Supplied text:
Background information
- Origin: Warsaw, Poland
- Genres: Experimental metal
- Years active: 1994–1998
- Labels: Polygram, Metal Mind Productions
- Members: Bogdan Kondracki Robert Sadowski Wojciech Szymański Maciej Miechowicz

= Kobong (band) =

Polish metal band

Kobong was a Polish experimental metal band active in Warsaw from 1994 to 1998.

== History ==
The band was formed in Warsaw in 1994. Having recorded two studio albums, a self-titled debut album in 1995 and "Chmury nie było" in 1997, one of their songs was placed on the Polish soundtrack for the movie "Trainspotting". Kobong also performed during the premiere of Trainspotting in Poland (Kraków, Legnica, Warszawa, Poznań, Sopot). After the breakdown of Kobong, the musicians took up other musical projects, playing in bands such as Nyia and Samo. Bogdan Kondracki, the band's vocalist, is currently recognized as a musical producer, producing albums for artists like Monika Brodka and Ania Dąbrowska. In 2001, three original Kobong members (without Sadowski) formed the band Neuma. On 26 January 2005, Robert Sadowski died from a heart attack.

Material:
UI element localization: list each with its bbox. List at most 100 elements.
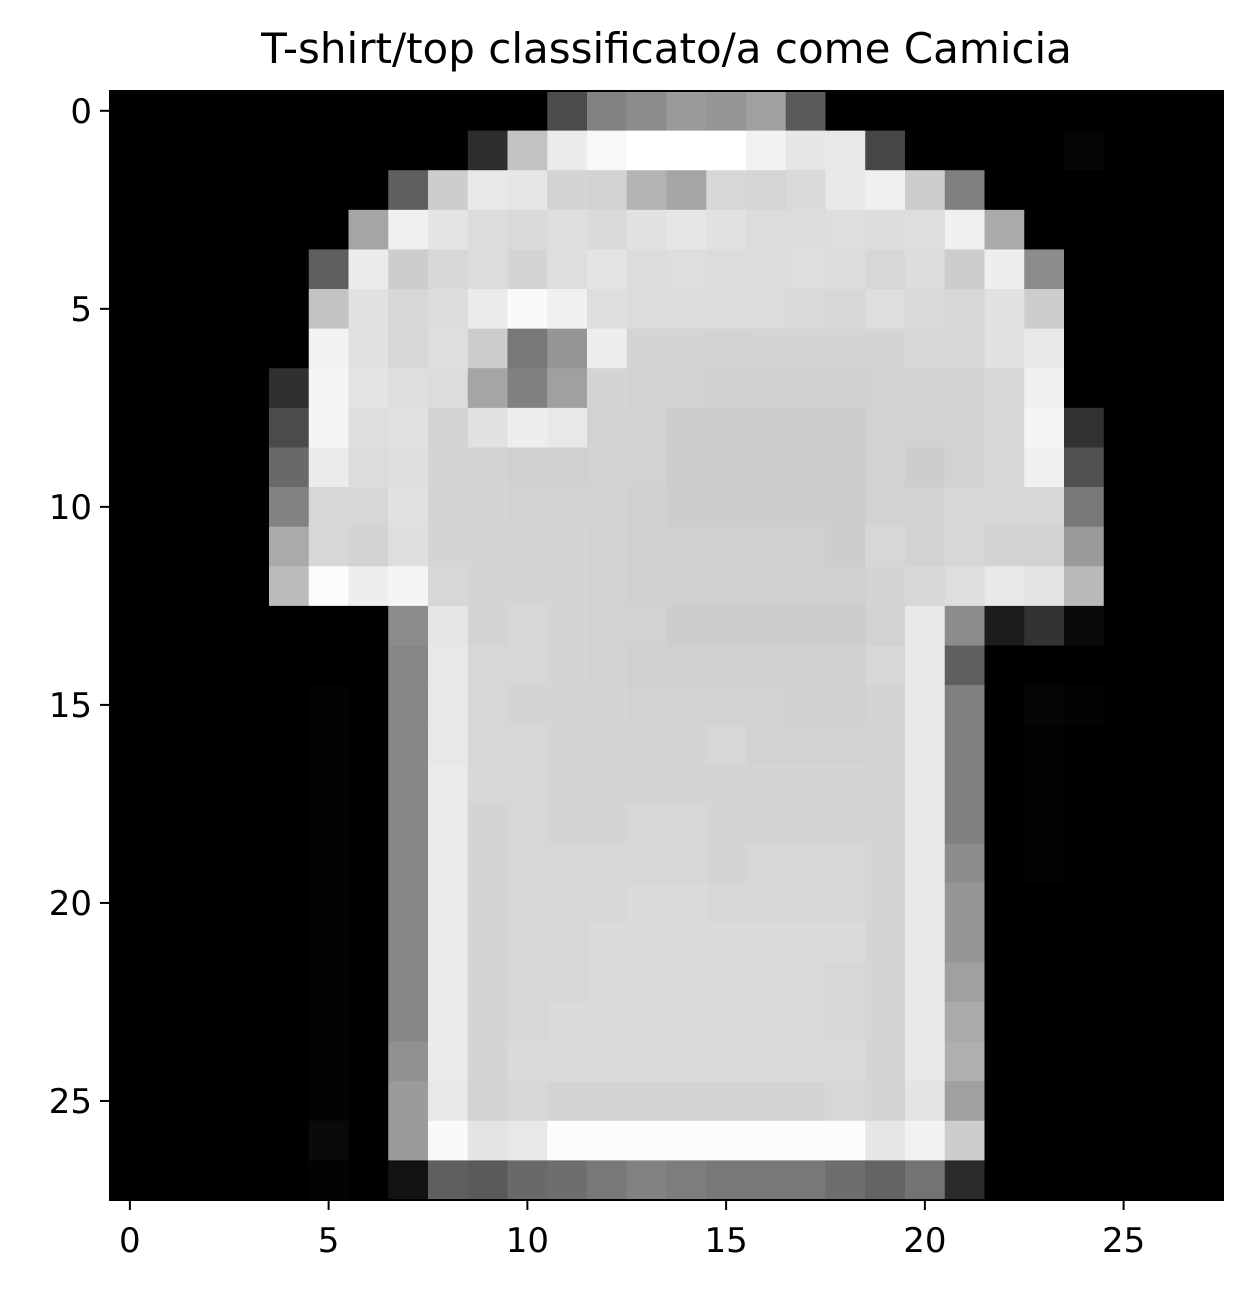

Tasks:
1. According to the Kobong band text, what caused Robert Sadowski's death?
2. List every city that the Kobong band text names as a place where the band performed during the Polish premiere of Trainspotting.
3. Write out the Kobong band text from "Background information" up to and including "1994 to 1998.", swapping "Warsaw" for "Gdańsk".
The material plays no part in what follows.

Outputs:
1. He died from a heart attack.

2. Kraków, Legnica, Warszawa, Poznań, Sopot

3.
Background information
- Origin: Gdańsk, Poland
- Genres: Experimental metal
- Years active: 1994–1998
- Labels: Polygram, Metal Mind Productions
- Members: Bogdan Kondracki Robert Sadowski Wojciech Szymański Maciej Miechowicz

= Kobong (band) =

Polish metal band

Kobong was a Polish experimental metal band active in Gdańsk from 1994 to 1998.